## Goal
Write down every entry below once more, exactly.

Saved data entries

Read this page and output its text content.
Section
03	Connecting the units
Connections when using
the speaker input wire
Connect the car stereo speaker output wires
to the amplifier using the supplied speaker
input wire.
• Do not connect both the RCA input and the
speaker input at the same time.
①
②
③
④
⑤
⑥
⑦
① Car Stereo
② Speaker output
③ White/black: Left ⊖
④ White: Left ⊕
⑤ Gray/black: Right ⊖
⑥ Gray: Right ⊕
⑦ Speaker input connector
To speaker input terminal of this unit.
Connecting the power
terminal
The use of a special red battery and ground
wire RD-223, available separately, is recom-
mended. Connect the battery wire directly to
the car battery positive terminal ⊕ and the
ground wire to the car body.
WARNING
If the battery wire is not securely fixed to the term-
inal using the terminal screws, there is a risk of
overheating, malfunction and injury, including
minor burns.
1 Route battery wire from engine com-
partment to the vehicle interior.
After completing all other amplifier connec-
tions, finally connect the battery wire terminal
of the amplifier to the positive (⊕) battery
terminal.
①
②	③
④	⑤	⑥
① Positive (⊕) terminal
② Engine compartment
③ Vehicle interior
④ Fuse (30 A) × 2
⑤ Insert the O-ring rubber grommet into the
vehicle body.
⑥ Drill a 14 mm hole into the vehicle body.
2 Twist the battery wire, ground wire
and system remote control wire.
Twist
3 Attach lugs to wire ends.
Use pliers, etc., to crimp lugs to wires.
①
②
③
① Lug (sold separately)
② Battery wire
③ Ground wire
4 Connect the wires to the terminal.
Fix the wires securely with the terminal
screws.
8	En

## Expected output
Read this page and output its text content.
Section
03	Connecting the units
Connections when using
the speaker input wire
Connect the car stereo speaker output wires
to the amplifier using the supplied speaker
input wire.
• Do not connect both the RCA input and the
speaker input at the same time.
①
②
③
④
⑤
⑥
⑦
① Car Stereo
② Speaker output
③ White/black: Left ⊖
④ White: Left ⊕
⑤ Gray/black: Right ⊖
⑥ Gray: Right ⊕
⑦ Speaker input connector
To speaker input terminal of this unit.
Connecting the power
terminal
The use of a special red battery and ground
wire RD-223, available separately, is recom-
mended. Connect the battery wire directly to
the car battery positive terminal ⊕ and the
ground wire to the car body.
WARNING
If the battery wire is not securely fixed to the term-
inal using the terminal screws, there is a risk of
overheating, malfunction and injury, including
minor burns.
1 Route battery wire from engine com-
partment to the vehicle interior.
After completing all other amplifier connec-
tions, finally connect the battery wire terminal
of the amplifier to the positive (⊕) battery
terminal.
①
②	③
④	⑤	⑥
① Positive (⊕) terminal
② Engine compartment
③ Vehicle interior
④ Fuse (30 A) × 2
⑤ Insert the O-ring rubber grommet into the
vehicle body.
⑥ Drill a 14 mm hole into the vehicle body.
2 Twist the battery wire, ground wire
and system remote control wire.
Twist
3 Attach lugs to wire ends.
Use pliers, etc., to crimp lugs to wires.
①
②
③
① Lug (sold separately)
② Battery wire
③ Ground wire
4 Connect the wires to the terminal.
Fix the wires securely with the terminal
screws.
8	En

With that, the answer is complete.